**Given task:**
In the entries below, count each line holding the word "this". Answer with the total alone.

**Stored data:**
-- -- --

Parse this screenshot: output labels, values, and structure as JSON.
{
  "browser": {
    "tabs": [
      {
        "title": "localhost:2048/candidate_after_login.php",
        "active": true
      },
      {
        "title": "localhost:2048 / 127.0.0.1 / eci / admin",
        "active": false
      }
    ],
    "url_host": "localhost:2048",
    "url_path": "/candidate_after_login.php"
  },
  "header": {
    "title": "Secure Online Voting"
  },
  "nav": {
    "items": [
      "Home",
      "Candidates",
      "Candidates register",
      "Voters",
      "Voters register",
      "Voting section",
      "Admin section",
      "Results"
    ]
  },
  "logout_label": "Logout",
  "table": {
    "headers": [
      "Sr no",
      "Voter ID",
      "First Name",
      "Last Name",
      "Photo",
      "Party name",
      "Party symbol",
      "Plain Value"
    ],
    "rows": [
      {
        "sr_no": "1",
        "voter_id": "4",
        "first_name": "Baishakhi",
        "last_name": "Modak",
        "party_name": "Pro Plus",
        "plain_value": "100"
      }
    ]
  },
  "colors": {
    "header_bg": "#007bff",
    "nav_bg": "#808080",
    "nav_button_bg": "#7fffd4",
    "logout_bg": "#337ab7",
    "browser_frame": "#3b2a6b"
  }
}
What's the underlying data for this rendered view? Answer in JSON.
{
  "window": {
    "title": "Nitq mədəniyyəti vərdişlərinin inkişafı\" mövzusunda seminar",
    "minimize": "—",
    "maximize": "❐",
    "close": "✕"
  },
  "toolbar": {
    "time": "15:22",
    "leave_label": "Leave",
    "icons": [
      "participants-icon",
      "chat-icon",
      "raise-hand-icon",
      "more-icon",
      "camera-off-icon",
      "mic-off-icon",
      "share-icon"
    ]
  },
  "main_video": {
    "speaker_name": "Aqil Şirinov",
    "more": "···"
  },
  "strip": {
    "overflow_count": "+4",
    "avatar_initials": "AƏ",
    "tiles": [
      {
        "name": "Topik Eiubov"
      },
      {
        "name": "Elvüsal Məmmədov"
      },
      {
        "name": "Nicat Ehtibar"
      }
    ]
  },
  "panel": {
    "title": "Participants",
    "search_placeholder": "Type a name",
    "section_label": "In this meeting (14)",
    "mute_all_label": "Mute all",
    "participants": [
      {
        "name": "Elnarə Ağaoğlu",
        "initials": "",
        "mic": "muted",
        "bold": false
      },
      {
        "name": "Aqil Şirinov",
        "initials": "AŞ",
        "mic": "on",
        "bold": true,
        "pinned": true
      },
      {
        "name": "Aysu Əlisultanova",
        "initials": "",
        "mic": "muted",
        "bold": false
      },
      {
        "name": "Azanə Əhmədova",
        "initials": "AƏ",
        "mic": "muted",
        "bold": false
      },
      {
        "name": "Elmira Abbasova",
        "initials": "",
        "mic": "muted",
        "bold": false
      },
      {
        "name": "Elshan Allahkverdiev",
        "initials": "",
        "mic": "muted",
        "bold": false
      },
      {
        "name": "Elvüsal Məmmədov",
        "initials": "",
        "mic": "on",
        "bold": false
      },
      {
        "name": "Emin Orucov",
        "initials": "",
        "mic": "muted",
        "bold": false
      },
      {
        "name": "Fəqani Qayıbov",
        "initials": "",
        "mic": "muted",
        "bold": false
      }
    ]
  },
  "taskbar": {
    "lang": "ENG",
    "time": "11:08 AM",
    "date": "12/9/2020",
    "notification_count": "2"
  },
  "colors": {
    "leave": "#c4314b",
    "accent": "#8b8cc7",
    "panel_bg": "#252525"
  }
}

-- -- --

**The answer:**
3